> [EXTRACTED DATA]:
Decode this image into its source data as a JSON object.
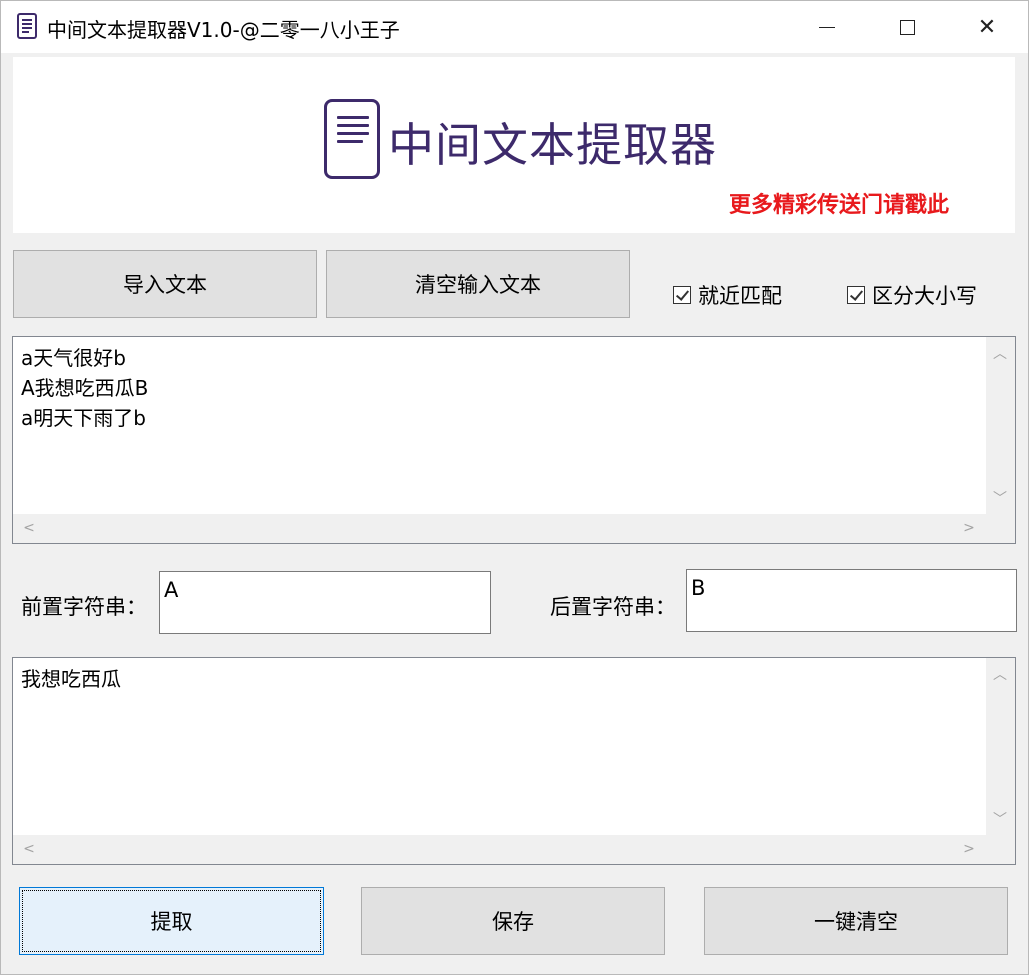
{
  "window": {
    "title": "中间文本提取器V1.0-@二零一八小王子",
    "controls": [
      "minimize",
      "maximize",
      "close"
    ]
  },
  "banner": {
    "logo_text": "中间文本提取器",
    "promo_link": "更多精彩传送门请戳此",
    "accent_color": "#3d2a6b",
    "promo_color": "#e8191c"
  },
  "toolbar": {
    "import_label": "导入文本",
    "clear_input_label": "清空输入文本"
  },
  "options": {
    "nearest_match_label": "就近匹配",
    "nearest_match_checked": true,
    "case_sensitive_label": "区分大小写",
    "case_sensitive_checked": true
  },
  "input_text": {
    "lines": [
      "a天气很好b",
      "A我想吃西瓜B",
      "a明天下雨了b"
    ]
  },
  "prefix": {
    "label": "前置字符串：",
    "value": "A"
  },
  "suffix": {
    "label": "后置字符串：",
    "value": "B"
  },
  "output_text": {
    "lines": [
      "我想吃西瓜"
    ]
  },
  "actions": {
    "extract_label": "提取",
    "save_label": "保存",
    "clear_all_label": "一键清空"
  }
}
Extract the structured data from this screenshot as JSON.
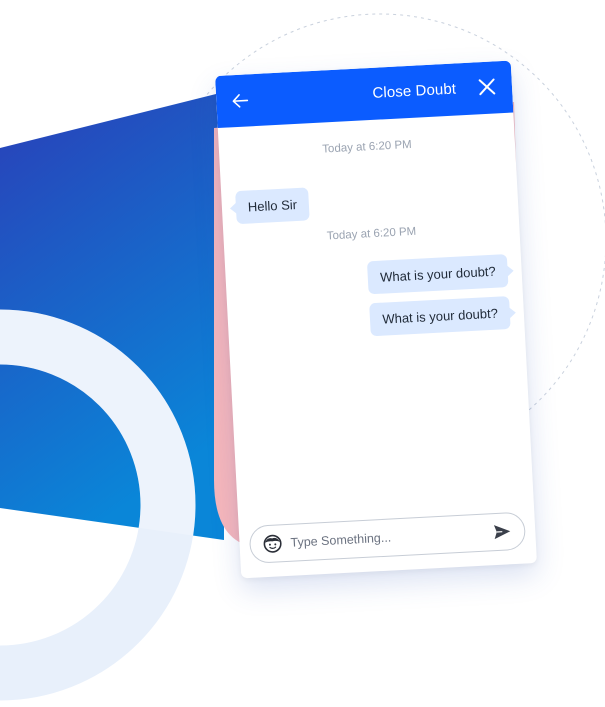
{
  "colors": {
    "header_bg": "#0b5cff",
    "bubble_bg": "#dbe9ff",
    "timestamp": "#9aa3b1",
    "accent_pink": "#f6b6bb",
    "gradient_start": "#2a3fb8",
    "gradient_end": "#0a86d8"
  },
  "header": {
    "back_icon": "arrow-left-icon",
    "title": "Close Doubt",
    "close_icon": "close-icon"
  },
  "messages": [
    {
      "type": "timestamp",
      "text": "Today at 6:20 PM"
    },
    {
      "type": "incoming",
      "text": "Hello Sir"
    },
    {
      "type": "timestamp",
      "text": "Today at 6:20 PM"
    },
    {
      "type": "outgoing",
      "text": "What is your doubt?"
    },
    {
      "type": "outgoing",
      "text": "What is your doubt?"
    }
  ],
  "composer": {
    "emoji_icon": "emoji-face-icon",
    "placeholder": "Type Something...",
    "value": "",
    "send_icon": "send-icon"
  }
}
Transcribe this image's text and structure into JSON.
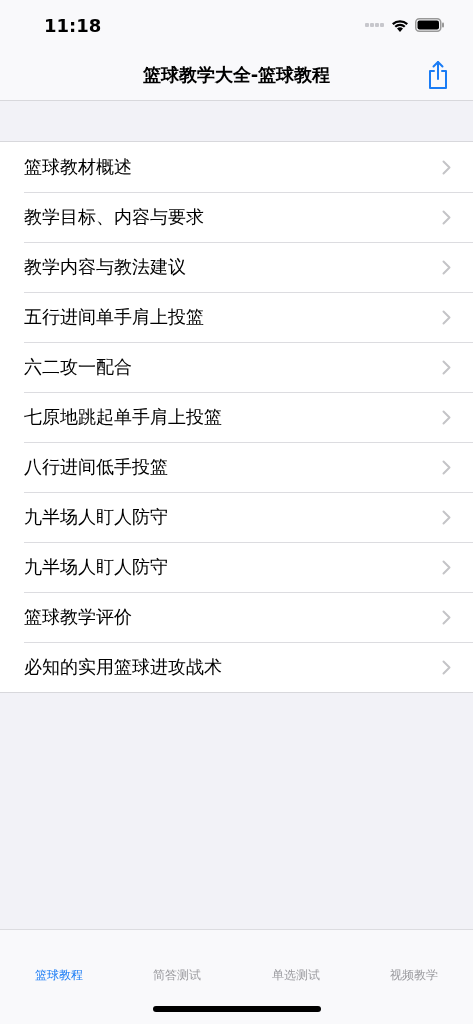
{
  "status_bar": {
    "time": "11:18"
  },
  "nav": {
    "title": "篮球教学大全-篮球教程"
  },
  "items": [
    {
      "label": "篮球教材概述"
    },
    {
      "label": "教学目标、内容与要求"
    },
    {
      "label": "教学内容与教法建议"
    },
    {
      "label": "五行进间单手肩上投篮"
    },
    {
      "label": "六二攻一配合"
    },
    {
      "label": "七原地跳起单手肩上投篮"
    },
    {
      "label": "八行进间低手投篮"
    },
    {
      "label": "九半场人盯人防守"
    },
    {
      "label": "九半场人盯人防守"
    },
    {
      "label": "篮球教学评价"
    },
    {
      "label": "必知的实用篮球进攻战术"
    }
  ],
  "tabs": [
    {
      "label": "篮球教程",
      "selected": true
    },
    {
      "label": "简答测试",
      "selected": false
    },
    {
      "label": "单选测试",
      "selected": false
    },
    {
      "label": "视频教学",
      "selected": false
    }
  ]
}
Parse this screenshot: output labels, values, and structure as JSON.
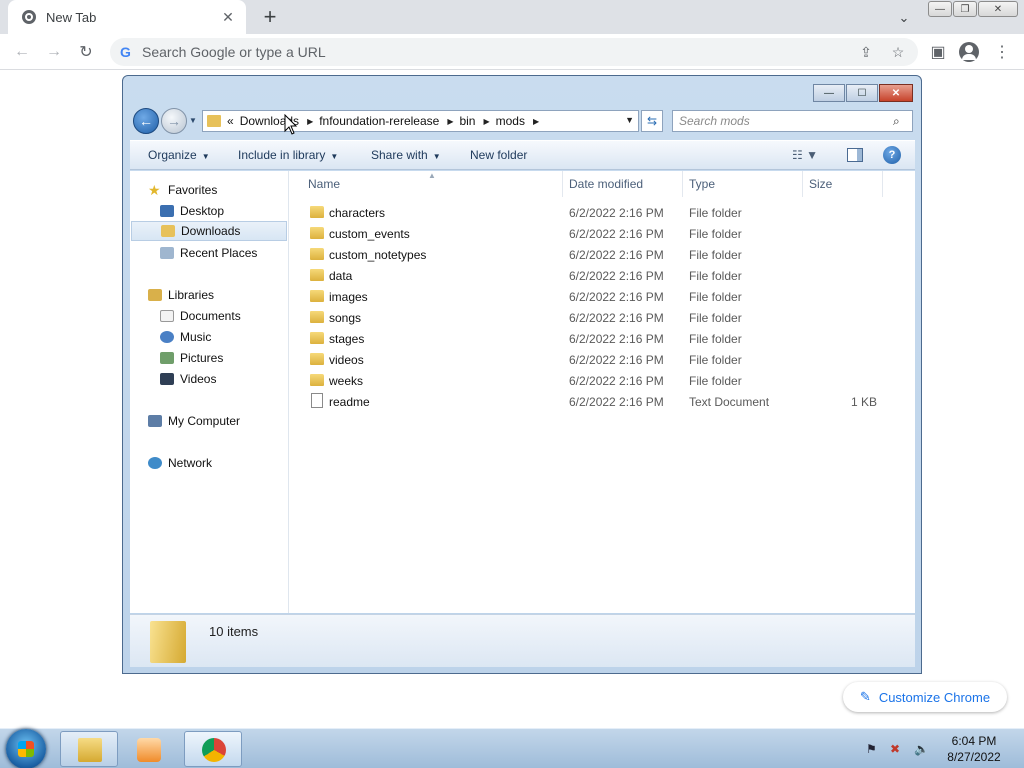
{
  "browser": {
    "tab_title": "New Tab",
    "omnibox_placeholder": "Search Google or type a URL",
    "customize_label": "Customize Chrome"
  },
  "explorer": {
    "breadcrumbs": [
      "Downloads",
      "fnfoundation-rerelease",
      "bin",
      "mods"
    ],
    "breadcrumb_overflow": "«",
    "search_placeholder": "Search mods",
    "commands": {
      "organize": "Organize",
      "include_in_library": "Include in library",
      "share_with": "Share with",
      "new_folder": "New folder"
    },
    "nav": {
      "favorites": "Favorites",
      "desktop": "Desktop",
      "downloads": "Downloads",
      "recent_places": "Recent Places",
      "libraries": "Libraries",
      "documents": "Documents",
      "music": "Music",
      "pictures": "Pictures",
      "videos": "Videos",
      "my_computer": "My Computer",
      "network": "Network"
    },
    "columns": {
      "name": "Name",
      "date_modified": "Date modified",
      "type": "Type",
      "size": "Size"
    },
    "files": [
      {
        "name": "characters",
        "date": "6/2/2022 2:16 PM",
        "type": "File folder",
        "size": "",
        "kind": "folder"
      },
      {
        "name": "custom_events",
        "date": "6/2/2022 2:16 PM",
        "type": "File folder",
        "size": "",
        "kind": "folder"
      },
      {
        "name": "custom_notetypes",
        "date": "6/2/2022 2:16 PM",
        "type": "File folder",
        "size": "",
        "kind": "folder"
      },
      {
        "name": "data",
        "date": "6/2/2022 2:16 PM",
        "type": "File folder",
        "size": "",
        "kind": "folder"
      },
      {
        "name": "images",
        "date": "6/2/2022 2:16 PM",
        "type": "File folder",
        "size": "",
        "kind": "folder"
      },
      {
        "name": "songs",
        "date": "6/2/2022 2:16 PM",
        "type": "File folder",
        "size": "",
        "kind": "folder"
      },
      {
        "name": "stages",
        "date": "6/2/2022 2:16 PM",
        "type": "File folder",
        "size": "",
        "kind": "folder"
      },
      {
        "name": "videos",
        "date": "6/2/2022 2:16 PM",
        "type": "File folder",
        "size": "",
        "kind": "folder"
      },
      {
        "name": "weeks",
        "date": "6/2/2022 2:16 PM",
        "type": "File folder",
        "size": "",
        "kind": "folder"
      },
      {
        "name": "readme",
        "date": "6/2/2022 2:16 PM",
        "type": "Text Document",
        "size": "1 KB",
        "kind": "document"
      }
    ],
    "status": "10 items"
  },
  "taskbar": {
    "time": "6:04 PM",
    "date": "8/27/2022",
    "apps": [
      "file-explorer",
      "media-player",
      "chrome"
    ]
  }
}
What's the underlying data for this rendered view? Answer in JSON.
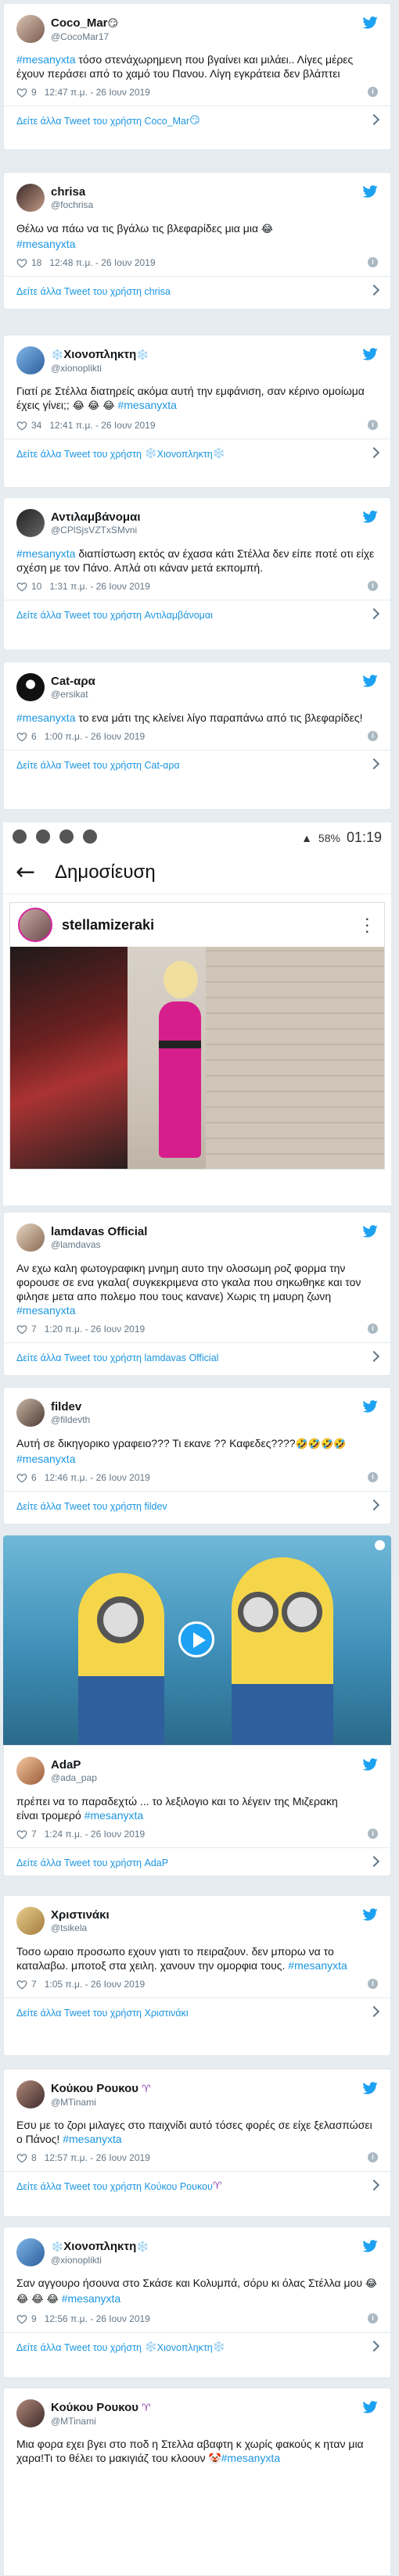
{
  "more_prefix": "Δείτε άλλα Tweet του χρήστη",
  "tweets": [
    {
      "name": "Coco_Mar",
      "name_emoji": "😏",
      "handle": "@CocoMar17",
      "text_tag": "#mesanyxta",
      "text": " τόσο στενάχωρημενη που βγαίνει και μιλάει.. Λίγες μέρες έχουν περάσει από το χαμό του Πανου. Λίγη εγκράτεια δεν βλάπτει",
      "likes": "9",
      "time": "12:47 π.μ. - 26 Ιουν 2019",
      "more_name": "Coco_Mar",
      "more_emoji": "😏"
    },
    {
      "name": "chrisa",
      "handle": "@fochrisa",
      "text_pre": "Θέλω να πάω να τις βγάλω τις βλεφαρίδες μια μια ",
      "text_emoji": "😂",
      "text_tag": "#mesanyxta",
      "likes": "18",
      "time": "12:48 π.μ. - 26 Ιουν 2019",
      "more_name": "chrisa"
    },
    {
      "name": "Χιονοπληκτη",
      "name_emoji": "❄️",
      "handle": "@xionoplikti",
      "text": "Γιατί ρε Στέλλα διατηρείς ακόμα αυτή την εμφάνιση, σαν κέρινο ομοίωμα έχεις γίνει;;",
      "text_emoji": "😂 😂 😂",
      "text_tag": "#mesanyxta",
      "likes": "34",
      "time": "12:41 π.μ. - 26 Ιουν 2019",
      "more_name": "Χιονοπληκτη",
      "more_emoji": "❄️"
    },
    {
      "name": "Αντιλαμβάνομαι",
      "handle": "@CPlSjsVZTxSMvni",
      "text_tag": "#mesanyxta",
      "text": " διαπίστωση εκτός αν έχασα κάτι Στέλλα δεν είπε ποτέ οτι είχε σχέση με τον Πάνο. Απλά οτι κάναν μετά εκπομπή.",
      "likes": "10",
      "time": "1:31 π.μ. - 26 Ιουν 2019",
      "more_name": "Αντιλαμβάνομαι"
    },
    {
      "name": "Cat-αρα",
      "handle": "@ersikat",
      "text_tag": "#mesanyxta",
      "text": " το ενα μάτι της κλείνει λίγο παραπάνω από τις βλεφαρίδες!",
      "likes": "6",
      "time": "1:00 π.μ. - 26 Ιουν 2019",
      "more_name": "Cat-αρα"
    },
    {
      "name": "lamdavas Official",
      "handle": "@lamdavas",
      "text": "Αν εχω καλη φωτογραφικη μνημη αυτο την ολοσωμη ροζ φορμα την φορουσε σε ενα γκαλα( συγκεκριμενα στο γκαλα που σηκωθηκε  και τον φιλησε μετα απο πολεμο που τους κανανε) Χωρις τη μαυρη ζωνη ",
      "text_tag": "#mesanyxta",
      "likes": "7",
      "time": "1:20 π.μ. - 26 Ιουν 2019",
      "more_name": "lamdavas Official"
    },
    {
      "name": "fildev",
      "handle": "@fildevth",
      "text": "Αυτή σε δικηγορικο γραφειο??? Τι εκανε ?? Καφεδες????",
      "text_emoji": "🤣🤣🤣🤣",
      "text_tag": "#mesanyxta",
      "likes": "6",
      "time": "12:46 π.μ. - 26 Ιουν 2019",
      "more_name": "fildev"
    },
    {
      "name": "AdaP",
      "handle": "@ada_pap",
      "text": "πρέπει να το παραδεχτώ ... το λεξιλογιο και το λέγειν της Μιζερακη\nείναι τρομερό ",
      "text_tag": "#mesanyxta",
      "likes": "7",
      "time": "1:24 π.μ. - 26 Ιουν 2019",
      "more_name": "AdaP"
    },
    {
      "name": "Χριστινάκι",
      "handle": "@tsikela",
      "text": "Τοσο ωραιο προσωπο εχουν  γιατι το πειραζουν.   δεν μπορω να το καταλαβω.  μποτοξ στα χειλη.  χανουν την ομορφια τους. ",
      "text_tag": "#mesanyxta",
      "likes": "7",
      "time": "1:05 π.μ. - 26 Ιουν 2019",
      "more_name": "Χριστινάκι"
    },
    {
      "name": "Κούκου Ρουκου",
      "name_emoji": "♈",
      "handle": "@MTinami",
      "text": "Εσυ με το ζορι μιλαγες στο παιχνίδι αυτό τόσες φορές σε είχε ξελασπώσει ο Πάνος! ",
      "text_tag": "#mesanyxta",
      "likes": "8",
      "time": "12:57 π.μ. - 26 Ιουν 2019",
      "more_name": "Κούκου Ρουκου",
      "more_emoji": "♈"
    },
    {
      "name": "Χιονοπληκτη",
      "name_emoji": "❄️",
      "handle": "@xionoplikti",
      "text": "Σαν αγγουρο ήσουνα στο Σκάσε και Κολυμπά, σόρυ κι όλας Στέλλα μου ",
      "text_emoji": "😂 😂 😂 😂",
      "text_tag": "#mesanyxta",
      "likes": "9",
      "time": "12:56 π.μ. - 26 Ιουν 2019",
      "more_name": "Χιονοπληκτη",
      "more_emoji": "❄️"
    },
    {
      "name": "Κούκου Ρουκου",
      "name_emoji": "♈",
      "handle": "@MTinami",
      "text": "Μια φορα εχει βγει στο ποδ η Στελλα αβαφτη κ χωρίς φακούς κ ηταν μια χαρα!Τι το θέλει το μακιγιάζ του κλοουν ",
      "text_emoji": "🤡",
      "text_tag": "#mesanyxta",
      "likes": "",
      "time": "",
      "more_name": ""
    }
  ],
  "phone": {
    "status_time": "01:19",
    "battery": "58%",
    "title": "Δημοσίευση",
    "ig_user": "stellamizeraki"
  },
  "icons": {
    "bird": "twitter-bird-icon",
    "heart": "heart-icon",
    "info": "info-icon",
    "chevron": "chevron-right-icon"
  },
  "colors": {
    "link": "#1b95e0",
    "twitter": "#1da1f2",
    "background": "#e6ecf0"
  }
}
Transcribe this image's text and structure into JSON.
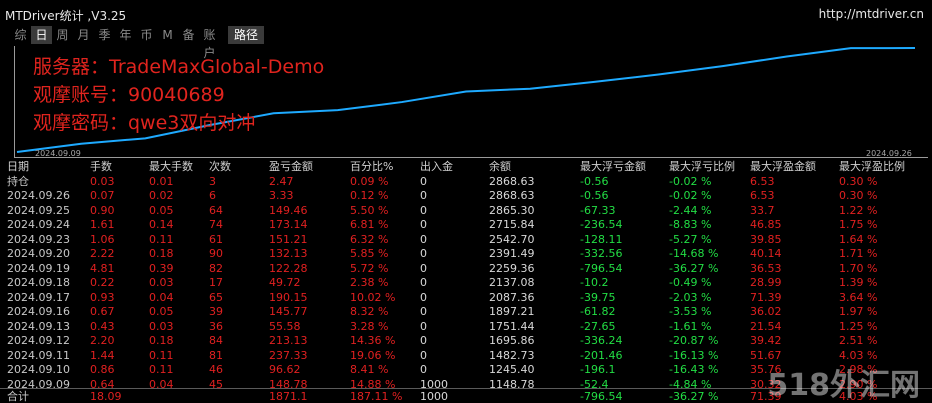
{
  "title": "MTDriver统计 ,V3.25",
  "url": "http://mtdriver.cn",
  "tabs": [
    "综",
    "日",
    "周",
    "月",
    "季",
    "年",
    "币",
    "M",
    "备",
    "账户"
  ],
  "active_tab": "日",
  "route_button": "路径",
  "overlay": {
    "server": "服务器：TradeMaxGlobal-Demo",
    "account": "观摩账号：90040689",
    "password": "观摩密码：qwe3双向对冲"
  },
  "chart": {
    "start_date": "2024.09.09",
    "end_date": "2024.09.26",
    "line_color": "#1eaaff"
  },
  "headers": [
    "日期",
    "手数",
    "最大手数",
    "次数",
    "盈亏金额",
    "百分比%",
    "出入金",
    "余额",
    "最大浮亏金额",
    "最大浮亏比例",
    "最大浮盈金额",
    "最大浮盈比例"
  ],
  "rows": [
    [
      "持仓",
      "0.03",
      "0.01",
      "3",
      "2.47",
      "0.09 %",
      "0",
      "2868.63",
      "-0.56",
      "-0.02 %",
      "6.53",
      "0.30 %"
    ],
    [
      "2024.09.26",
      "0.07",
      "0.02",
      "6",
      "3.33",
      "0.12 %",
      "0",
      "2868.63",
      "-0.56",
      "-0.02 %",
      "6.53",
      "0.30 %"
    ],
    [
      "2024.09.25",
      "0.90",
      "0.05",
      "64",
      "149.46",
      "5.50 %",
      "0",
      "2865.30",
      "-67.33",
      "-2.44 %",
      "33.7",
      "1.22 %"
    ],
    [
      "2024.09.24",
      "1.61",
      "0.14",
      "74",
      "173.14",
      "6.81 %",
      "0",
      "2715.84",
      "-236.54",
      "-8.83 %",
      "46.85",
      "1.75 %"
    ],
    [
      "2024.09.23",
      "1.06",
      "0.11",
      "61",
      "151.21",
      "6.32 %",
      "0",
      "2542.70",
      "-128.11",
      "-5.27 %",
      "39.85",
      "1.64 %"
    ],
    [
      "2024.09.20",
      "2.22",
      "0.18",
      "90",
      "132.13",
      "5.85 %",
      "0",
      "2391.49",
      "-332.56",
      "-14.68 %",
      "40.14",
      "1.71 %"
    ],
    [
      "2024.09.19",
      "4.81",
      "0.39",
      "82",
      "122.28",
      "5.72 %",
      "0",
      "2259.36",
      "-796.54",
      "-36.27 %",
      "36.53",
      "1.70 %"
    ],
    [
      "2024.09.18",
      "0.22",
      "0.03",
      "17",
      "49.72",
      "2.38 %",
      "0",
      "2137.08",
      "-10.2",
      "-0.49 %",
      "28.99",
      "1.39 %"
    ],
    [
      "2024.09.17",
      "0.93",
      "0.04",
      "65",
      "190.15",
      "10.02 %",
      "0",
      "2087.36",
      "-39.75",
      "-2.03 %",
      "71.39",
      "3.64 %"
    ],
    [
      "2024.09.16",
      "0.67",
      "0.05",
      "39",
      "145.77",
      "8.32 %",
      "0",
      "1897.21",
      "-61.82",
      "-3.53 %",
      "36.02",
      "1.97 %"
    ],
    [
      "2024.09.13",
      "0.43",
      "0.03",
      "36",
      "55.58",
      "3.28 %",
      "0",
      "1751.44",
      "-27.65",
      "-1.61 %",
      "21.54",
      "1.25 %"
    ],
    [
      "2024.09.12",
      "2.20",
      "0.18",
      "84",
      "213.13",
      "14.36 %",
      "0",
      "1695.86",
      "-336.24",
      "-20.87 %",
      "39.42",
      "2.51 %"
    ],
    [
      "2024.09.11",
      "1.44",
      "0.11",
      "81",
      "237.33",
      "19.06 %",
      "0",
      "1482.73",
      "-201.46",
      "-16.13 %",
      "51.67",
      "4.03 %"
    ],
    [
      "2024.09.10",
      "0.86",
      "0.11",
      "46",
      "96.62",
      "8.41 %",
      "0",
      "1245.40",
      "-196.1",
      "-16.43 %",
      "35.76",
      "2.98 %"
    ],
    [
      "2024.09.09",
      "0.64",
      "0.04",
      "45",
      "148.78",
      "14.88 %",
      "1000",
      "1148.78",
      "-52.4",
      "-4.84 %",
      "30.32",
      "2.90 %"
    ]
  ],
  "total": [
    "合计",
    "18.09",
    "",
    "",
    "1871.1",
    "187.11 %",
    "1000",
    "",
    "-796.54",
    "-36.27 %",
    "71.39",
    "4.03 %"
  ],
  "watermark": "518外汇网",
  "equity_series": [
    1000,
    1148.78,
    1245.4,
    1482.73,
    1695.86,
    1751.44,
    1897.21,
    2087.36,
    2137.08,
    2259.36,
    2391.49,
    2542.7,
    2715.84,
    2865.3,
    2868.63
  ]
}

> [REQUIRED WORK]:
Check each line of the data above for the string "Search" and report only how many lines have it.

> [WRITTEN ANSWER]:
2